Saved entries
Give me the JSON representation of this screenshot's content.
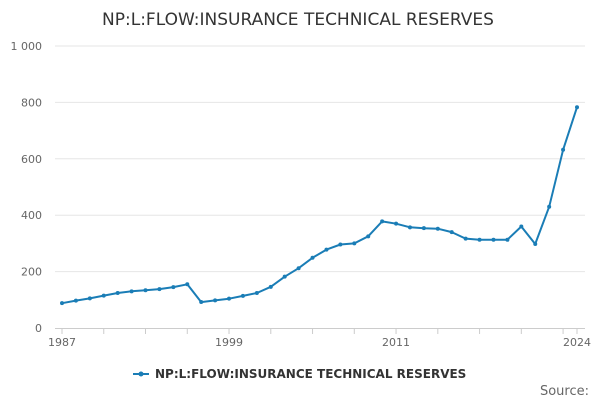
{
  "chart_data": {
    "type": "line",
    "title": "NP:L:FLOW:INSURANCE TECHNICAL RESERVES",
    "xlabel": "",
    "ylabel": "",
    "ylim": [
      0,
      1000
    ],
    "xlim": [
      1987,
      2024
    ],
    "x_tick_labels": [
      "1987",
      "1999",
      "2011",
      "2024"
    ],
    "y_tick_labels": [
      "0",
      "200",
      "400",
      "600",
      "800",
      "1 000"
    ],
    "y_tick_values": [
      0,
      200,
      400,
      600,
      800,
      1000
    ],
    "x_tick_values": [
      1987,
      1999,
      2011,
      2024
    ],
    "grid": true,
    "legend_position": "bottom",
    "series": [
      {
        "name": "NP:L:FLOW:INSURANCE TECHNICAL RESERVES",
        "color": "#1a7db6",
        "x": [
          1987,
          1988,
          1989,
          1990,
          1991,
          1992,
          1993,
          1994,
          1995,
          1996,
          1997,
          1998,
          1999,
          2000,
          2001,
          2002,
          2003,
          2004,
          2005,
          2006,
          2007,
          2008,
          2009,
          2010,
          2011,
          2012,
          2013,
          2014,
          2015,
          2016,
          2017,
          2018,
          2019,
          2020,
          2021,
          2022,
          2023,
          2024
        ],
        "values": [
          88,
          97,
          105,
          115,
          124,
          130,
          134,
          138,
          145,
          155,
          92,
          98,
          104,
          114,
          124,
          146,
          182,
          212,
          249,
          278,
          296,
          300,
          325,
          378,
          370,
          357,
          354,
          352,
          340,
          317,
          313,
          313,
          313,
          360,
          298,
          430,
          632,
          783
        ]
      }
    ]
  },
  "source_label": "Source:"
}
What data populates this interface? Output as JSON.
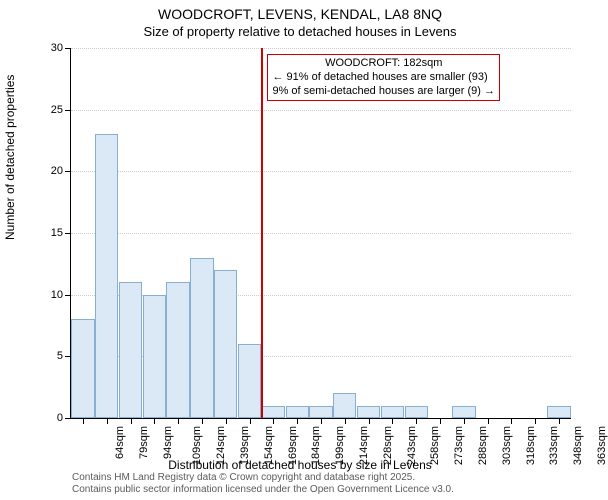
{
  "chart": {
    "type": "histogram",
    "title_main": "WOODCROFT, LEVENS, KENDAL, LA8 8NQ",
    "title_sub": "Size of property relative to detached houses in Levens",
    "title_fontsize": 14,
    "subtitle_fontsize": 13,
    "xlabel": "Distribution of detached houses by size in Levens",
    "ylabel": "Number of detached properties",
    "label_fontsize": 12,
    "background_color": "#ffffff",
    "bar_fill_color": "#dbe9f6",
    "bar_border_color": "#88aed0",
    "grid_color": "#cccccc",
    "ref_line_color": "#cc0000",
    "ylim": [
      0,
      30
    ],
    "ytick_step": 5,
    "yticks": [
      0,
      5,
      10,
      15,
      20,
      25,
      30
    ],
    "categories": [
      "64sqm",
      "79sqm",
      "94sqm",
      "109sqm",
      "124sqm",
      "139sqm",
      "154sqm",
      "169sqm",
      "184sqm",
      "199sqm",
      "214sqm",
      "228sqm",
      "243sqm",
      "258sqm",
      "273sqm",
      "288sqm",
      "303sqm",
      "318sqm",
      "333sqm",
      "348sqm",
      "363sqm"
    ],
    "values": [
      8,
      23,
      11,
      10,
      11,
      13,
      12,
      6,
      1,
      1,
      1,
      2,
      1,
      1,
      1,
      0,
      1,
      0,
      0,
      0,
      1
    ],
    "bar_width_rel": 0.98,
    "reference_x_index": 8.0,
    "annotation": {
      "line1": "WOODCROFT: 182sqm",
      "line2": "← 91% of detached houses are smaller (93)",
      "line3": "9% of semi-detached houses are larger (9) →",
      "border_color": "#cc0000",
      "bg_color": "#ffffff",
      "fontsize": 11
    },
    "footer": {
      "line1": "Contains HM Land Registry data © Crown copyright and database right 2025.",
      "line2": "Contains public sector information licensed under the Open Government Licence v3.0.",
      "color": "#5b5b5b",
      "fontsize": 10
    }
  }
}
...
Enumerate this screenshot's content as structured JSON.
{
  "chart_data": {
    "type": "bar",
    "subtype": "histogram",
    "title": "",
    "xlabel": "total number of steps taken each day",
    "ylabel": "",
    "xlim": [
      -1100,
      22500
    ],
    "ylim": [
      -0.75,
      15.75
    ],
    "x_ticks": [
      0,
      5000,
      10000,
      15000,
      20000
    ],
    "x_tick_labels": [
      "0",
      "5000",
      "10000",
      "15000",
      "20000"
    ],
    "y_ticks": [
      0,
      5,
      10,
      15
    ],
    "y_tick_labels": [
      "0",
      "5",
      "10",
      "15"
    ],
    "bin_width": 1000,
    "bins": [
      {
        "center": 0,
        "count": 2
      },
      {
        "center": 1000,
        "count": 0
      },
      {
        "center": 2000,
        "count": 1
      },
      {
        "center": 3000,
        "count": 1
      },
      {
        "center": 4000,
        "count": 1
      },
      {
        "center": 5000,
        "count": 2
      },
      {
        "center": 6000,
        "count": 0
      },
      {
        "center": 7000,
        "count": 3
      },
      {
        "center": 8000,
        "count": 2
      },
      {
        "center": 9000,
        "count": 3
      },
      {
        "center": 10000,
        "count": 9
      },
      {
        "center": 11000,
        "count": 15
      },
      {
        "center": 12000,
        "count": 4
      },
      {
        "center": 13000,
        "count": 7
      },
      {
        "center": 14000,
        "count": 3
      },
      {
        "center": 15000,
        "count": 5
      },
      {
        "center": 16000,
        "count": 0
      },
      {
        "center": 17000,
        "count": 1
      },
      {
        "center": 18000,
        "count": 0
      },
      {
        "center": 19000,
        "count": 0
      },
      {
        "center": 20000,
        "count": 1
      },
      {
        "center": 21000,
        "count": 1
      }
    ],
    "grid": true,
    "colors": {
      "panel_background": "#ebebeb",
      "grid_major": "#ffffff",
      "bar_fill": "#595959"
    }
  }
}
--
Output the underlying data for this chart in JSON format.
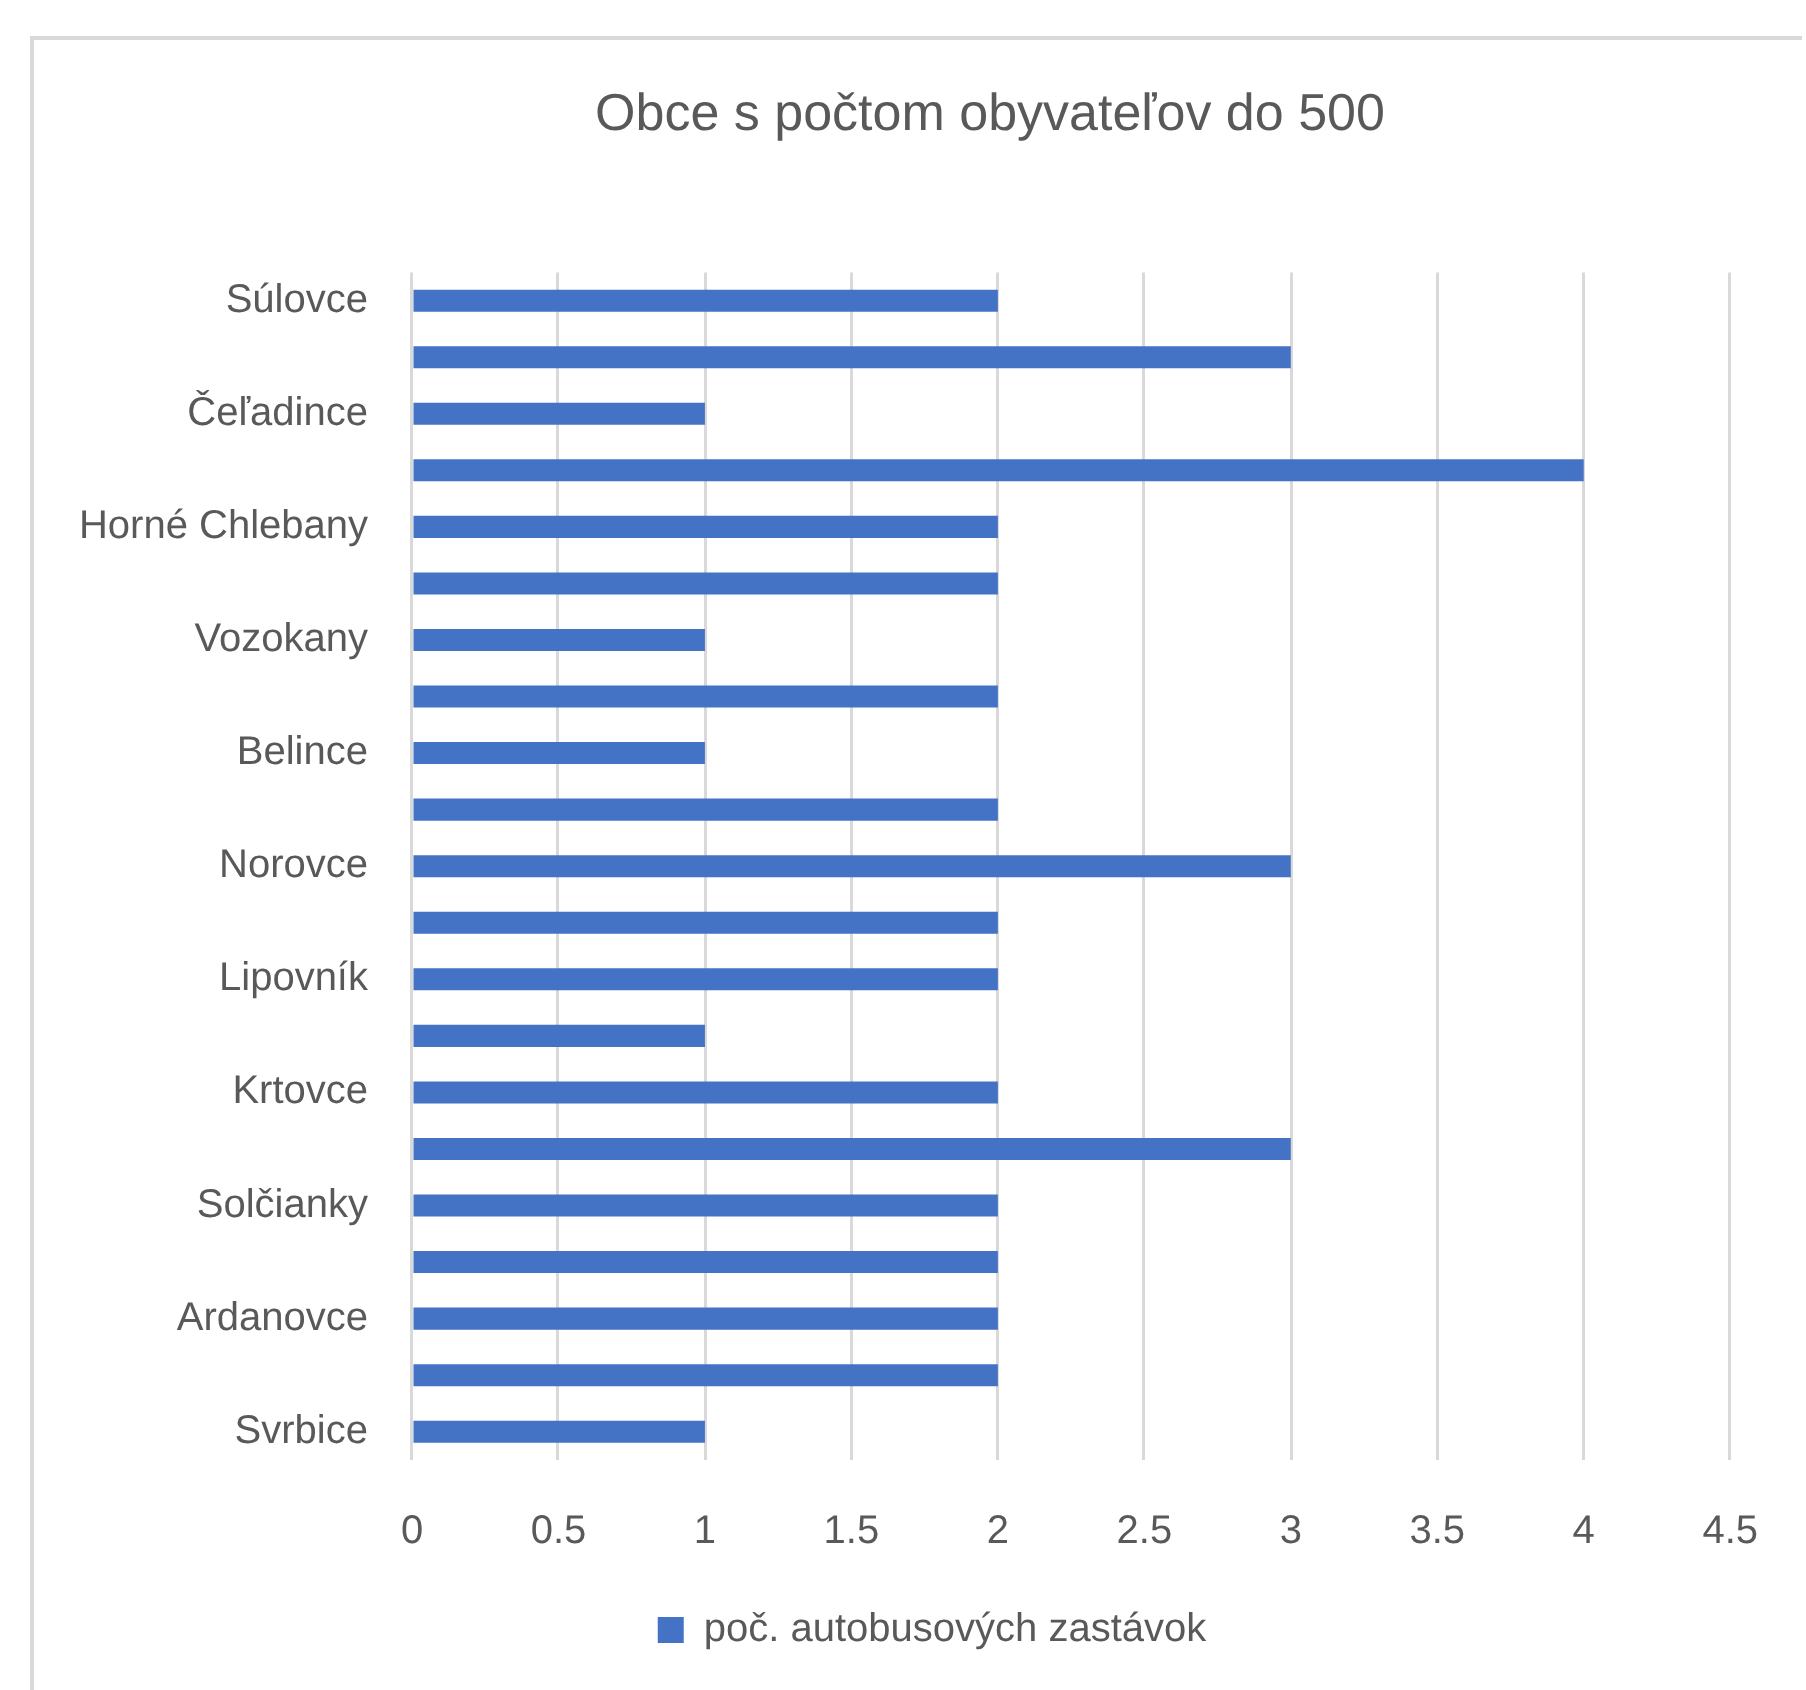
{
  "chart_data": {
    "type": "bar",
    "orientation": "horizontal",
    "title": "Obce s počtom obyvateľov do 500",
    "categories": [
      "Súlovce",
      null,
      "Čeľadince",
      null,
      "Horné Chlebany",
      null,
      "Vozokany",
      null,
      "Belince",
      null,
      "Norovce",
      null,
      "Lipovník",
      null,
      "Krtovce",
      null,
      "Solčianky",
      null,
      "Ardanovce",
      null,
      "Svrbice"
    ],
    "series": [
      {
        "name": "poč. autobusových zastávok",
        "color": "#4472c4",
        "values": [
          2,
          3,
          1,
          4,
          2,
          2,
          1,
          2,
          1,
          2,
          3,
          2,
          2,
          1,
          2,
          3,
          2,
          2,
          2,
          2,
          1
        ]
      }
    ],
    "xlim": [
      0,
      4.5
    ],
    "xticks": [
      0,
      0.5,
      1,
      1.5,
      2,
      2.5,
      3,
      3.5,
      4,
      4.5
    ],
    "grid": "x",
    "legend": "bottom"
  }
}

[INSTRUCTIONS FOR THE TASK]
Find every line with "screenshot" in the listing and state how many there are, nothing else.

[OUTPUT FOR THIS EXERCISE]
2